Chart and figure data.
·····

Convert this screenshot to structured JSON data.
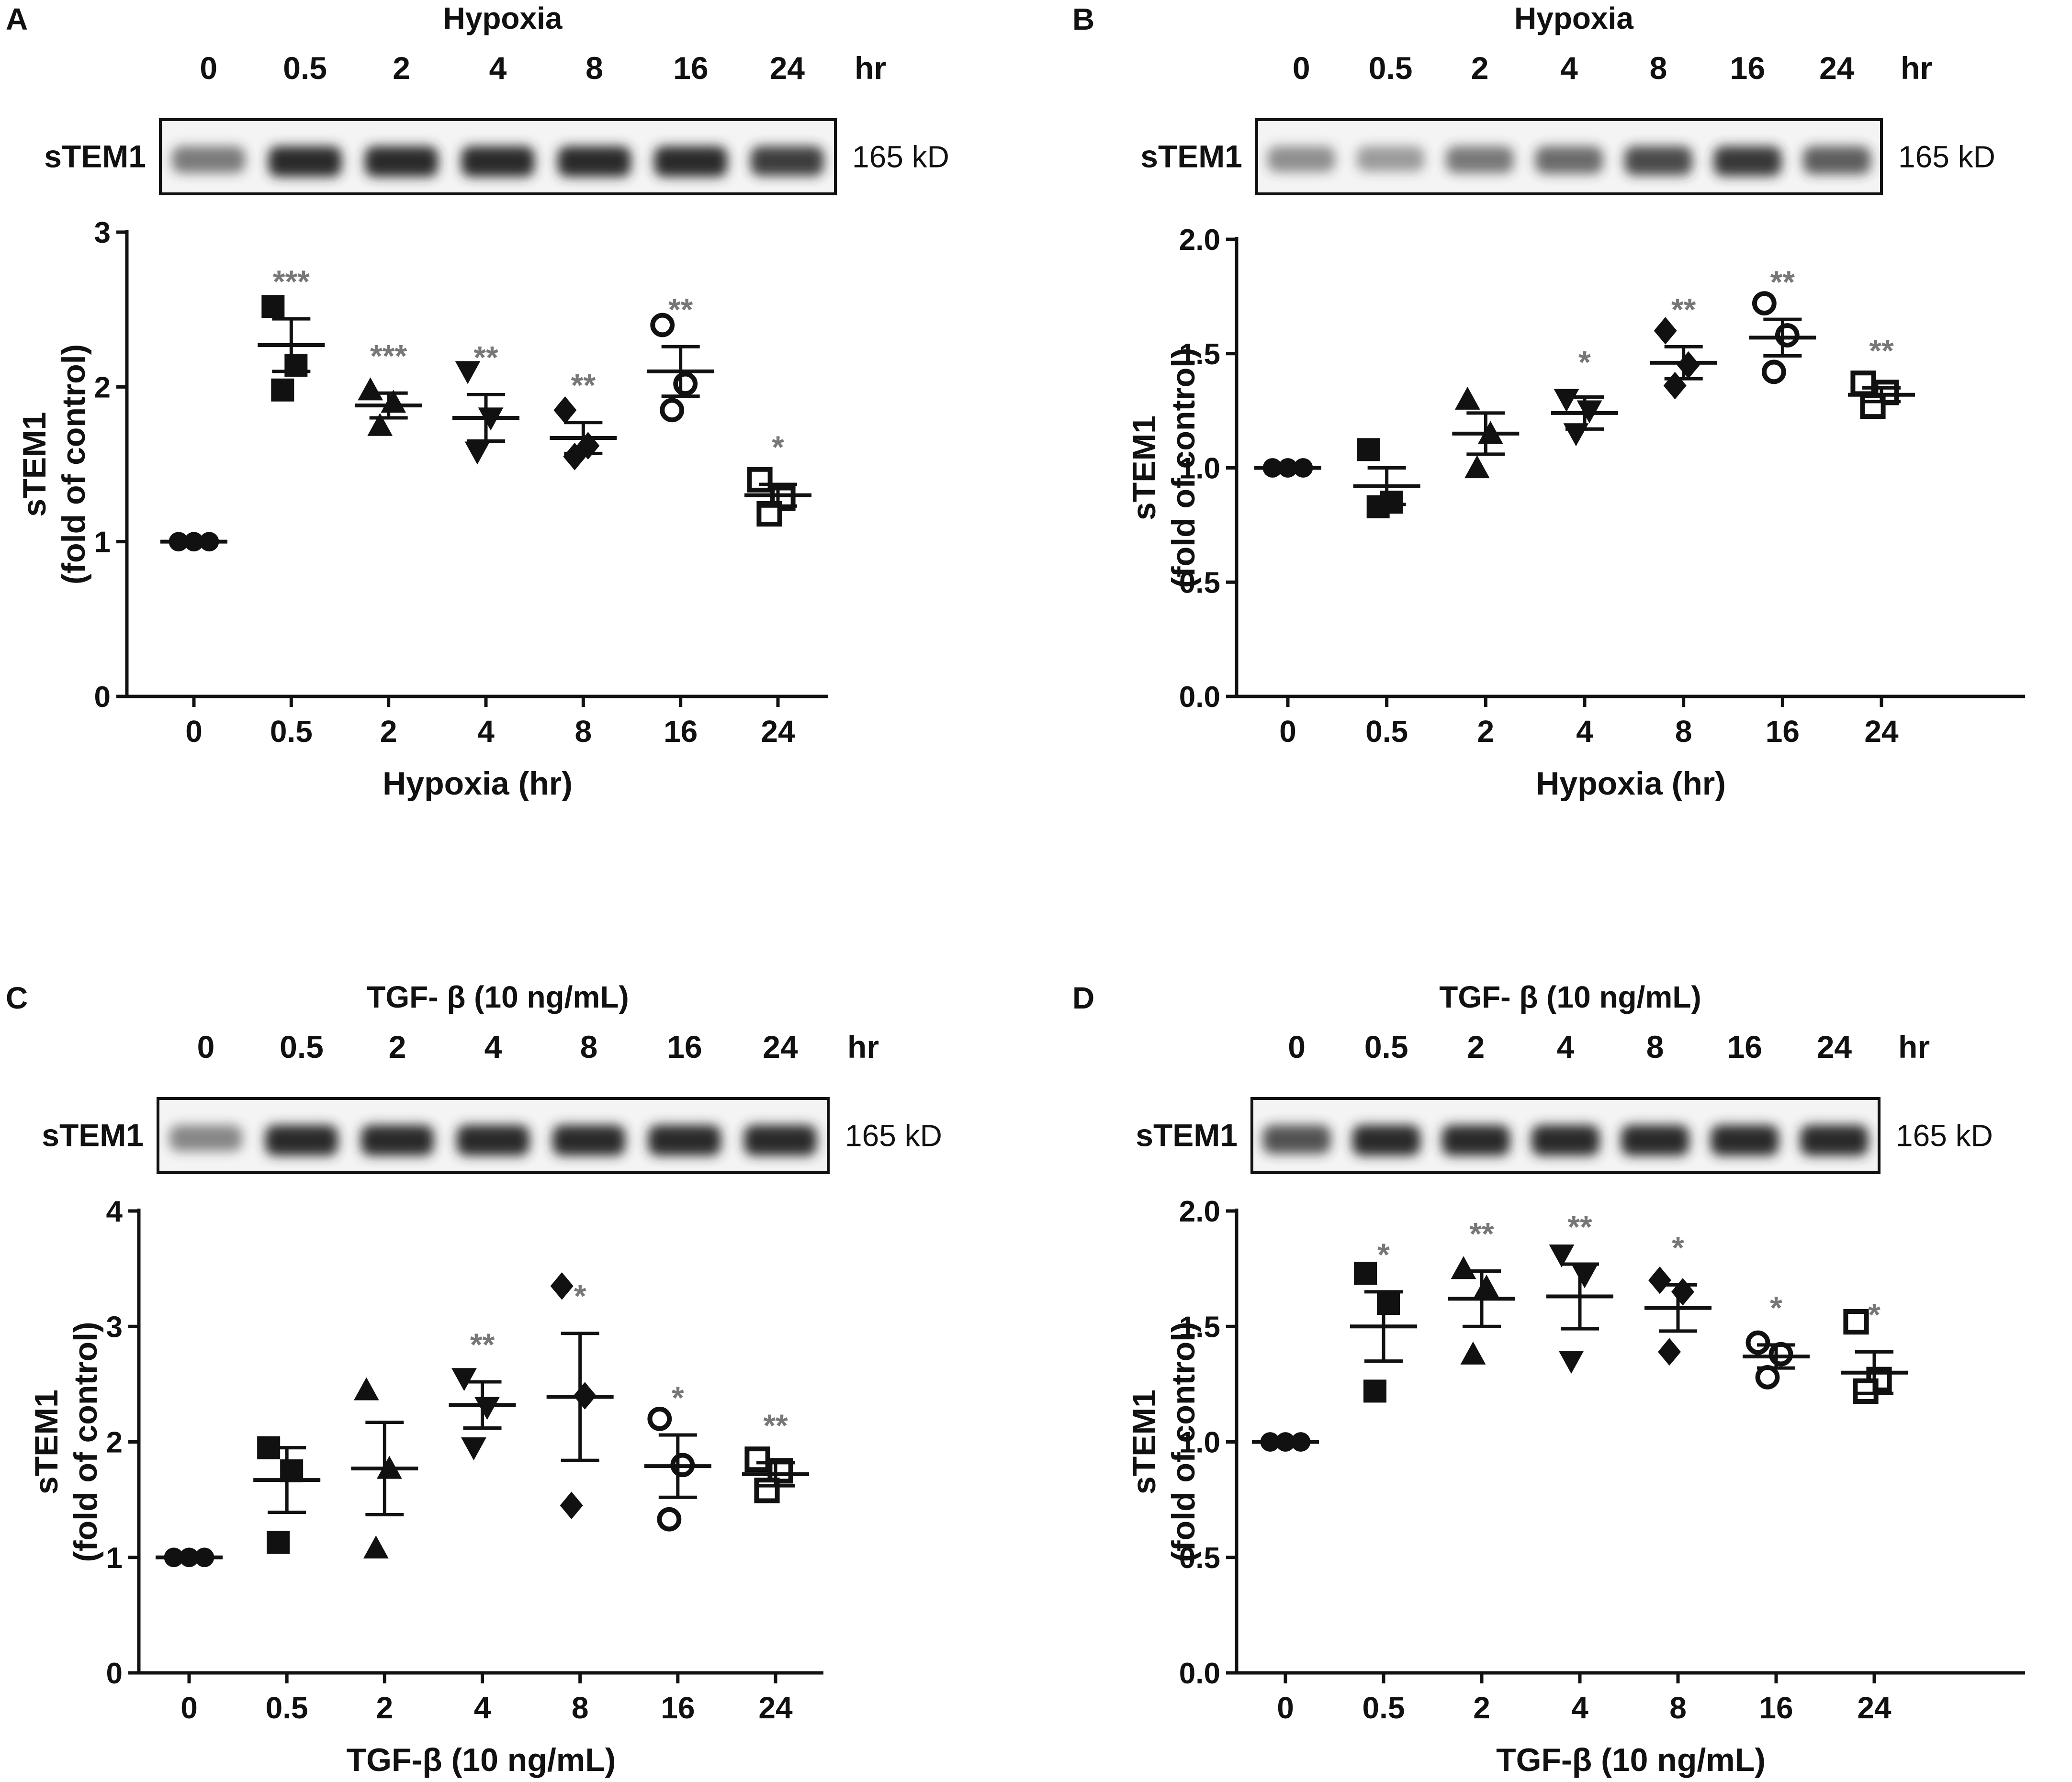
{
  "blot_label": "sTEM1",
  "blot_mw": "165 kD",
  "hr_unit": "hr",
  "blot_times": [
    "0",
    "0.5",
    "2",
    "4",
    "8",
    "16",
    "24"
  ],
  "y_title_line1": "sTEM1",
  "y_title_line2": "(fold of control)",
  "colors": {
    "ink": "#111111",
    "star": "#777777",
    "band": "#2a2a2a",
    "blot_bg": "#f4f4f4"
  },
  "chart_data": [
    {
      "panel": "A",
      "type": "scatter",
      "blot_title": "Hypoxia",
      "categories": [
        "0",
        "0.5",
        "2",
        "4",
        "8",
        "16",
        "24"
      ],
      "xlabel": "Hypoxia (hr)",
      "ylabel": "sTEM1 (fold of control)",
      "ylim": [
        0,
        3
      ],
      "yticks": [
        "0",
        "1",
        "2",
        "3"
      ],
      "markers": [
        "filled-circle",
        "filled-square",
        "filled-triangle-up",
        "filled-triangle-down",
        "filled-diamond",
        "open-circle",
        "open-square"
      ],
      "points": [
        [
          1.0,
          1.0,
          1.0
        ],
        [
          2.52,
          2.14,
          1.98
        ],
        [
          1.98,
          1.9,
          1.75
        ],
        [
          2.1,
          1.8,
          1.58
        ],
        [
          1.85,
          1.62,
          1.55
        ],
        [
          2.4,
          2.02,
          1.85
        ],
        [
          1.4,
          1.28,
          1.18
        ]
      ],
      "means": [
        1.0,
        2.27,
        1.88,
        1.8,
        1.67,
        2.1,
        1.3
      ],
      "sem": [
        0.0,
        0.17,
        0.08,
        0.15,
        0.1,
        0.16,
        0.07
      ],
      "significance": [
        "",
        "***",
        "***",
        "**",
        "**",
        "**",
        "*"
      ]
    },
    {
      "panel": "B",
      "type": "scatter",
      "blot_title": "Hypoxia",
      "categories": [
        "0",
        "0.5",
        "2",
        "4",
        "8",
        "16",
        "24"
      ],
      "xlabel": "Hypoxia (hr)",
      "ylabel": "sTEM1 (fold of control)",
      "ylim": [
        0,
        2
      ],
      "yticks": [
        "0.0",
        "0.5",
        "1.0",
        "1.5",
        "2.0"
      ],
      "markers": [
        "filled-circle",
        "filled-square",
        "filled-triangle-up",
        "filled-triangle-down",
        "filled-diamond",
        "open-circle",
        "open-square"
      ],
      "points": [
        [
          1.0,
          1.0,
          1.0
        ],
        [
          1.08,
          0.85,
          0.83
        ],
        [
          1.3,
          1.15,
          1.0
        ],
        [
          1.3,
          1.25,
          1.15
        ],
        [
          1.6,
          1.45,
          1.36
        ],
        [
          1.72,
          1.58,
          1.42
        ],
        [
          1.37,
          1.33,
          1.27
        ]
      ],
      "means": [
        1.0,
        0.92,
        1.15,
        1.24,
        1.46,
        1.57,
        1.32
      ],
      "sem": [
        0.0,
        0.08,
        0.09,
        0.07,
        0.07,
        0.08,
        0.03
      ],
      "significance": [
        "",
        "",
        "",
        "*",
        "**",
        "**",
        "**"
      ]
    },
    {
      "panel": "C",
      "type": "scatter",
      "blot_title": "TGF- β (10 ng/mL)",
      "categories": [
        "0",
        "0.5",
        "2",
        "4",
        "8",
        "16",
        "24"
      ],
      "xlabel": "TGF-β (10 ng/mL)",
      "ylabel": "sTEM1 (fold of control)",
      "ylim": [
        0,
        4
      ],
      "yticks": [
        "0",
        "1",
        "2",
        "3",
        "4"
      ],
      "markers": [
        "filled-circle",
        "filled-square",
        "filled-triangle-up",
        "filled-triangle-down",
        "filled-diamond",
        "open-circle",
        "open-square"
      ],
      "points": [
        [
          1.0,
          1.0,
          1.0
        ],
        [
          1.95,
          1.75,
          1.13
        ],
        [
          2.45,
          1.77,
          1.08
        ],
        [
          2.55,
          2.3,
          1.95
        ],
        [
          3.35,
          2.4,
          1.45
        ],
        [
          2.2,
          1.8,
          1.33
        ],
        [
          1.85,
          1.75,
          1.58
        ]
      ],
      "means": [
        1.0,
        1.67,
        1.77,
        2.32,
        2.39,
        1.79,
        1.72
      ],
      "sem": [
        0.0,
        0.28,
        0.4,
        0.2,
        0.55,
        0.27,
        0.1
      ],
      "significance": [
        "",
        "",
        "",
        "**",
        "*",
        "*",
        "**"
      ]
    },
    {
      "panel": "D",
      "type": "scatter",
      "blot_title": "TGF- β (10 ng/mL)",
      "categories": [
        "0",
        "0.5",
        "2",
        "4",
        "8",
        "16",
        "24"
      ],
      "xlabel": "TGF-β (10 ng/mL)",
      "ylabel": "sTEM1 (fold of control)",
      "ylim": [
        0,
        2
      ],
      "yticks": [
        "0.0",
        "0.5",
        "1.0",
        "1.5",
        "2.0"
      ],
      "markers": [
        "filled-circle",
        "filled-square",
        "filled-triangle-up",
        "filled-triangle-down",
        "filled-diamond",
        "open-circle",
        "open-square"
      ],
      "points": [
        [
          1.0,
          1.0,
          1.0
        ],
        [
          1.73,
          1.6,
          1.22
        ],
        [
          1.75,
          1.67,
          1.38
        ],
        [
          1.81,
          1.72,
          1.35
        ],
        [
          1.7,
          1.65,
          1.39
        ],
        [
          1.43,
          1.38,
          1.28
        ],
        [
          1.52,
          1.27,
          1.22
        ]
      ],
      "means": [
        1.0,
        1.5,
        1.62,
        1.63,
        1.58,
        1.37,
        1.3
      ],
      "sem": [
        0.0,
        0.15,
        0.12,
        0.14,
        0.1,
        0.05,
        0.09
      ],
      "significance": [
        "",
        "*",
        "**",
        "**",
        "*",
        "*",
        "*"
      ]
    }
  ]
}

·····

Write out all the entries exactly, except for the pictures.

Convert this screenshot to structured JSON data.
{
  "blot_label": "sTEM1",
  "blot_mw": "165 kD",
  "hr_unit": "hr",
  "blot_times": [
    "0",
    "0.5",
    "2",
    "4",
    "8",
    "16",
    "24"
  ],
  "y_title_line1": "sTEM1",
  "y_title_line2": "(fold of control)",
  "colors": {
    "ink": "#111111",
    "star": "#777777",
    "band": "#2a2a2a",
    "blot_bg": "#f4f4f4"
  },
  "chart_data": [
    {
      "panel": "A",
      "type": "scatter",
      "blot_title": "Hypoxia",
      "categories": [
        "0",
        "0.5",
        "2",
        "4",
        "8",
        "16",
        "24"
      ],
      "xlabel": "Hypoxia (hr)",
      "ylabel": "sTEM1 (fold of control)",
      "ylim": [
        0,
        3
      ],
      "yticks": [
        "0",
        "1",
        "2",
        "3"
      ],
      "markers": [
        "filled-circle",
        "filled-square",
        "filled-triangle-up",
        "filled-triangle-down",
        "filled-diamond",
        "open-circle",
        "open-square"
      ],
      "points": [
        [
          1.0,
          1.0,
          1.0
        ],
        [
          2.52,
          2.14,
          1.98
        ],
        [
          1.98,
          1.9,
          1.75
        ],
        [
          2.1,
          1.8,
          1.58
        ],
        [
          1.85,
          1.62,
          1.55
        ],
        [
          2.4,
          2.02,
          1.85
        ],
        [
          1.4,
          1.28,
          1.18
        ]
      ],
      "means": [
        1.0,
        2.27,
        1.88,
        1.8,
        1.67,
        2.1,
        1.3
      ],
      "sem": [
        0.0,
        0.17,
        0.08,
        0.15,
        0.1,
        0.16,
        0.07
      ],
      "significance": [
        "",
        "***",
        "***",
        "**",
        "**",
        "**",
        "*"
      ]
    },
    {
      "panel": "B",
      "type": "scatter",
      "blot_title": "Hypoxia",
      "categories": [
        "0",
        "0.5",
        "2",
        "4",
        "8",
        "16",
        "24"
      ],
      "xlabel": "Hypoxia (hr)",
      "ylabel": "sTEM1 (fold of control)",
      "ylim": [
        0,
        2
      ],
      "yticks": [
        "0.0",
        "0.5",
        "1.0",
        "1.5",
        "2.0"
      ],
      "markers": [
        "filled-circle",
        "filled-square",
        "filled-triangle-up",
        "filled-triangle-down",
        "filled-diamond",
        "open-circle",
        "open-square"
      ],
      "points": [
        [
          1.0,
          1.0,
          1.0
        ],
        [
          1.08,
          0.85,
          0.83
        ],
        [
          1.3,
          1.15,
          1.0
        ],
        [
          1.3,
          1.25,
          1.15
        ],
        [
          1.6,
          1.45,
          1.36
        ],
        [
          1.72,
          1.58,
          1.42
        ],
        [
          1.37,
          1.33,
          1.27
        ]
      ],
      "means": [
        1.0,
        0.92,
        1.15,
        1.24,
        1.46,
        1.57,
        1.32
      ],
      "sem": [
        0.0,
        0.08,
        0.09,
        0.07,
        0.07,
        0.08,
        0.03
      ],
      "significance": [
        "",
        "",
        "",
        "*",
        "**",
        "**",
        "**"
      ]
    },
    {
      "panel": "C",
      "type": "scatter",
      "blot_title": "TGF- β (10 ng/mL)",
      "categories": [
        "0",
        "0.5",
        "2",
        "4",
        "8",
        "16",
        "24"
      ],
      "xlabel": "TGF-β (10 ng/mL)",
      "ylabel": "sTEM1 (fold of control)",
      "ylim": [
        0,
        4
      ],
      "yticks": [
        "0",
        "1",
        "2",
        "3",
        "4"
      ],
      "markers": [
        "filled-circle",
        "filled-square",
        "filled-triangle-up",
        "filled-triangle-down",
        "filled-diamond",
        "open-circle",
        "open-square"
      ],
      "points": [
        [
          1.0,
          1.0,
          1.0
        ],
        [
          1.95,
          1.75,
          1.13
        ],
        [
          2.45,
          1.77,
          1.08
        ],
        [
          2.55,
          2.3,
          1.95
        ],
        [
          3.35,
          2.4,
          1.45
        ],
        [
          2.2,
          1.8,
          1.33
        ],
        [
          1.85,
          1.75,
          1.58
        ]
      ],
      "means": [
        1.0,
        1.67,
        1.77,
        2.32,
        2.39,
        1.79,
        1.72
      ],
      "sem": [
        0.0,
        0.28,
        0.4,
        0.2,
        0.55,
        0.27,
        0.1
      ],
      "significance": [
        "",
        "",
        "",
        "**",
        "*",
        "*",
        "**"
      ]
    },
    {
      "panel": "D",
      "type": "scatter",
      "blot_title": "TGF- β (10 ng/mL)",
      "categories": [
        "0",
        "0.5",
        "2",
        "4",
        "8",
        "16",
        "24"
      ],
      "xlabel": "TGF-β (10 ng/mL)",
      "ylabel": "sTEM1 (fold of control)",
      "ylim": [
        0,
        2
      ],
      "yticks": [
        "0.0",
        "0.5",
        "1.0",
        "1.5",
        "2.0"
      ],
      "markers": [
        "filled-circle",
        "filled-square",
        "filled-triangle-up",
        "filled-triangle-down",
        "filled-diamond",
        "open-circle",
        "open-square"
      ],
      "points": [
        [
          1.0,
          1.0,
          1.0
        ],
        [
          1.73,
          1.6,
          1.22
        ],
        [
          1.75,
          1.67,
          1.38
        ],
        [
          1.81,
          1.72,
          1.35
        ],
        [
          1.7,
          1.65,
          1.39
        ],
        [
          1.43,
          1.38,
          1.28
        ],
        [
          1.52,
          1.27,
          1.22
        ]
      ],
      "means": [
        1.0,
        1.5,
        1.62,
        1.63,
        1.58,
        1.37,
        1.3
      ],
      "sem": [
        0.0,
        0.15,
        0.12,
        0.14,
        0.1,
        0.05,
        0.09
      ],
      "significance": [
        "",
        "*",
        "**",
        "**",
        "*",
        "*",
        "*"
      ]
    }
  ]
}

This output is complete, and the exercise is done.